Records from a data collection
________________________________________

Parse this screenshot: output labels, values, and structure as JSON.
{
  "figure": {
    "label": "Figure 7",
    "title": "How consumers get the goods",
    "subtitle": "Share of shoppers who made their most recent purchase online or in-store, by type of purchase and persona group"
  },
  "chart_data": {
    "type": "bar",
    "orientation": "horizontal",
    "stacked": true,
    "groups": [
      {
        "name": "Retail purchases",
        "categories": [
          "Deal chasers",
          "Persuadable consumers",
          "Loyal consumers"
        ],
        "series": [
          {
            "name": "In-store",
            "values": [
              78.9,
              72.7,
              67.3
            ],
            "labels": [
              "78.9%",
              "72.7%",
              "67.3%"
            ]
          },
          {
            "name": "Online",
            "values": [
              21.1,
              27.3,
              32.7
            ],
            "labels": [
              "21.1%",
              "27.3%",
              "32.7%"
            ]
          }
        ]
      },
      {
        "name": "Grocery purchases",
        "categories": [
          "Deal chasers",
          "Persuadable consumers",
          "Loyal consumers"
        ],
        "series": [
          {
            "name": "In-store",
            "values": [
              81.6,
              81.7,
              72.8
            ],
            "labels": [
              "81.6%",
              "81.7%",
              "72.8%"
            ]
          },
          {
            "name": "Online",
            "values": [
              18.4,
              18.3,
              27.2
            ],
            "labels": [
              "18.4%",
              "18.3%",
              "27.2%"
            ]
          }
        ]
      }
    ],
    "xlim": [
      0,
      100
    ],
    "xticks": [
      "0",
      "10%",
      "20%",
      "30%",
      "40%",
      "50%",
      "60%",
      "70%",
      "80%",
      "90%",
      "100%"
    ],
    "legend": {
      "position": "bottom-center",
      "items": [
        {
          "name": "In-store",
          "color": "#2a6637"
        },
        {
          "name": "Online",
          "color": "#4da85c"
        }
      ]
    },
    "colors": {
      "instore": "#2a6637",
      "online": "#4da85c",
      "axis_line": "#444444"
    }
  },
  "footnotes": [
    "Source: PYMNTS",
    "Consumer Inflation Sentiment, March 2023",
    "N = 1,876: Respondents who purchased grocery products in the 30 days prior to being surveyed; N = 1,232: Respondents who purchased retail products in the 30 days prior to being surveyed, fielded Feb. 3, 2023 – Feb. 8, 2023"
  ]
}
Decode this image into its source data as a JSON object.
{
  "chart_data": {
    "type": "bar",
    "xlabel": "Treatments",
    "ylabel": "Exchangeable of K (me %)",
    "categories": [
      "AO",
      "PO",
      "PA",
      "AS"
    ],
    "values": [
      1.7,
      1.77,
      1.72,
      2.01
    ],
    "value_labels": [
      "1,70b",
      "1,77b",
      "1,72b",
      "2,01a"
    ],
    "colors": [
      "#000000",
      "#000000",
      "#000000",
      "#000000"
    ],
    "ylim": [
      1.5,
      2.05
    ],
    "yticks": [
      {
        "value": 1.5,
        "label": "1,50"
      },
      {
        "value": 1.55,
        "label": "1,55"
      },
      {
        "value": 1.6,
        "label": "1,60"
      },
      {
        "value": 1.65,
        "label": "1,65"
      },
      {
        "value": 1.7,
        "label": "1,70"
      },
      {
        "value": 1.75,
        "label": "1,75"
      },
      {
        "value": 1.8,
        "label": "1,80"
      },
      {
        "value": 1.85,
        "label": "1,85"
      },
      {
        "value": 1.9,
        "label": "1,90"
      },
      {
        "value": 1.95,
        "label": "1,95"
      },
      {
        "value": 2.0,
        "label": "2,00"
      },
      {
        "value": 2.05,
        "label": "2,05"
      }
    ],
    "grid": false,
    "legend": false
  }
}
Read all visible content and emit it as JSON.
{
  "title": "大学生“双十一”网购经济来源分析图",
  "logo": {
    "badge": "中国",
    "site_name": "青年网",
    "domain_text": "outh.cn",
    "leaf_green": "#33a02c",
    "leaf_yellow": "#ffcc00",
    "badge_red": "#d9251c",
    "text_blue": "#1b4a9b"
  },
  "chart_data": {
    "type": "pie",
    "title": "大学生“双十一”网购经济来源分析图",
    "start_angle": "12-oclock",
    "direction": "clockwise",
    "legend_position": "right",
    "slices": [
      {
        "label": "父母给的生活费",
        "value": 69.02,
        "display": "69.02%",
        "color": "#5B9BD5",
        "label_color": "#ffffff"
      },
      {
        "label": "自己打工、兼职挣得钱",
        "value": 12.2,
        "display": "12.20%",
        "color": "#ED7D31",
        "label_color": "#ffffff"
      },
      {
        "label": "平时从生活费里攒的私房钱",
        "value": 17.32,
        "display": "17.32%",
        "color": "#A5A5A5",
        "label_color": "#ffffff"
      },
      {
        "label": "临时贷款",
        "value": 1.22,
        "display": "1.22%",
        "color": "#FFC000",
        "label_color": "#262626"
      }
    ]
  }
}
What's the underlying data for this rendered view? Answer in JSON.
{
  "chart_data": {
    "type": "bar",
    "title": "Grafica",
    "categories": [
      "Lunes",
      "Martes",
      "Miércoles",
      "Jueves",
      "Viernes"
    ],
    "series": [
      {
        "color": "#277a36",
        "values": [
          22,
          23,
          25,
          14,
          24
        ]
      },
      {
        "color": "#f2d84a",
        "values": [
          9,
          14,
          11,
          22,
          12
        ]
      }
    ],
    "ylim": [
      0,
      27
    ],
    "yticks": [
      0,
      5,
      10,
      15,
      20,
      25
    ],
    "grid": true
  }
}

________________________________________

Restate the listing in full, word for word.

Problem solution
Parse this screenshot: output labels, values, and structure as JSON.
{
  "figure": {
    "label": "Figure 7",
    "title": "How consumers get the goods",
    "subtitle": "Share of shoppers who made their most recent purchase online or in-store, by type of purchase and persona group"
  },
  "chart_data": {
    "type": "bar",
    "orientation": "horizontal",
    "stacked": true,
    "groups": [
      {
        "name": "Retail purchases",
        "categories": [
          "Deal chasers",
          "Persuadable consumers",
          "Loyal consumers"
        ],
        "series": [
          {
            "name": "In-store",
            "values": [
              78.9,
              72.7,
              67.3
            ],
            "labels": [
              "78.9%",
              "72.7%",
              "67.3%"
            ]
          },
          {
            "name": "Online",
            "values": [
              21.1,
              27.3,
              32.7
            ],
            "labels": [
              "21.1%",
              "27.3%",
              "32.7%"
            ]
          }
        ]
      },
      {
        "name": "Grocery purchases",
        "categories": [
          "Deal chasers",
          "Persuadable consumers",
          "Loyal consumers"
        ],
        "series": [
          {
            "name": "In-store",
            "values": [
              81.6,
              81.7,
              72.8
            ],
            "labels": [
              "81.6%",
              "81.7%",
              "72.8%"
            ]
          },
          {
            "name": "Online",
            "values": [
              18.4,
              18.3,
              27.2
            ],
            "labels": [
              "18.4%",
              "18.3%",
              "27.2%"
            ]
          }
        ]
      }
    ],
    "xlim": [
      0,
      100
    ],
    "xticks": [
      "0",
      "10%",
      "20%",
      "30%",
      "40%",
      "50%",
      "60%",
      "70%",
      "80%",
      "90%",
      "100%"
    ],
    "legend": {
      "position": "bottom-center",
      "items": [
        {
          "name": "In-store",
          "color": "#2a6637"
        },
        {
          "name": "Online",
          "color": "#4da85c"
        }
      ]
    },
    "colors": {
      "instore": "#2a6637",
      "online": "#4da85c",
      "axis_line": "#444444"
    }
  },
  "footnotes": [
    "Source: PYMNTS",
    "Consumer Inflation Sentiment, March 2023",
    "N = 1,876: Respondents who purchased grocery products in the 30 days prior to being surveyed; N = 1,232: Respondents who purchased retail products in the 30 days prior to being surveyed, fielded Feb. 3, 2023 – Feb. 8, 2023"
  ]
}
Decode this image into its source data as a JSON object.
{
  "chart_data": {
    "type": "bar",
    "xlabel": "Treatments",
    "ylabel": "Exchangeable of K (me %)",
    "categories": [
      "AO",
      "PO",
      "PA",
      "AS"
    ],
    "values": [
      1.7,
      1.77,
      1.72,
      2.01
    ],
    "value_labels": [
      "1,70b",
      "1,77b",
      "1,72b",
      "2,01a"
    ],
    "colors": [
      "#000000",
      "#000000",
      "#000000",
      "#000000"
    ],
    "ylim": [
      1.5,
      2.05
    ],
    "yticks": [
      {
        "value": 1.5,
        "label": "1,50"
      },
      {
        "value": 1.55,
        "label": "1,55"
      },
      {
        "value": 1.6,
        "label": "1,60"
      },
      {
        "value": 1.65,
        "label": "1,65"
      },
      {
        "value": 1.7,
        "label": "1,70"
      },
      {
        "value": 1.75,
        "label": "1,75"
      },
      {
        "value": 1.8,
        "label": "1,80"
      },
      {
        "value": 1.85,
        "label": "1,85"
      },
      {
        "value": 1.9,
        "label": "1,90"
      },
      {
        "value": 1.95,
        "label": "1,95"
      },
      {
        "value": 2.0,
        "label": "2,00"
      },
      {
        "value": 2.05,
        "label": "2,05"
      }
    ],
    "grid": false,
    "legend": false
  }
}
Read all visible content and emit it as JSON.
{
  "title": "大学生“双十一”网购经济来源分析图",
  "logo": {
    "badge": "中国",
    "site_name": "青年网",
    "domain_text": "outh.cn",
    "leaf_green": "#33a02c",
    "leaf_yellow": "#ffcc00",
    "badge_red": "#d9251c",
    "text_blue": "#1b4a9b"
  },
  "chart_data": {
    "type": "pie",
    "title": "大学生“双十一”网购经济来源分析图",
    "start_angle": "12-oclock",
    "direction": "clockwise",
    "legend_position": "right",
    "slices": [
      {
        "label": "父母给的生活费",
        "value": 69.02,
        "display": "69.02%",
        "color": "#5B9BD5",
        "label_color": "#ffffff"
      },
      {
        "label": "自己打工、兼职挣得钱",
        "value": 12.2,
        "display": "12.20%",
        "color": "#ED7D31",
        "label_color": "#ffffff"
      },
      {
        "label": "平时从生活费里攒的私房钱",
        "value": 17.32,
        "display": "17.32%",
        "color": "#A5A5A5",
        "label_color": "#ffffff"
      },
      {
        "label": "临时贷款",
        "value": 1.22,
        "display": "1.22%",
        "color": "#FFC000",
        "label_color": "#262626"
      }
    ]
  }
}
What's the underlying data for this rendered view? Answer in JSON.
{
  "chart_data": {
    "type": "bar",
    "title": "Grafica",
    "categories": [
      "Lunes",
      "Martes",
      "Miércoles",
      "Jueves",
      "Viernes"
    ],
    "series": [
      {
        "color": "#277a36",
        "values": [
          22,
          23,
          25,
          14,
          24
        ]
      },
      {
        "color": "#f2d84a",
        "values": [
          9,
          14,
          11,
          22,
          12
        ]
      }
    ],
    "ylim": [
      0,
      27
    ],
    "yticks": [
      0,
      5,
      10,
      15,
      20,
      25
    ],
    "grid": true
  }
}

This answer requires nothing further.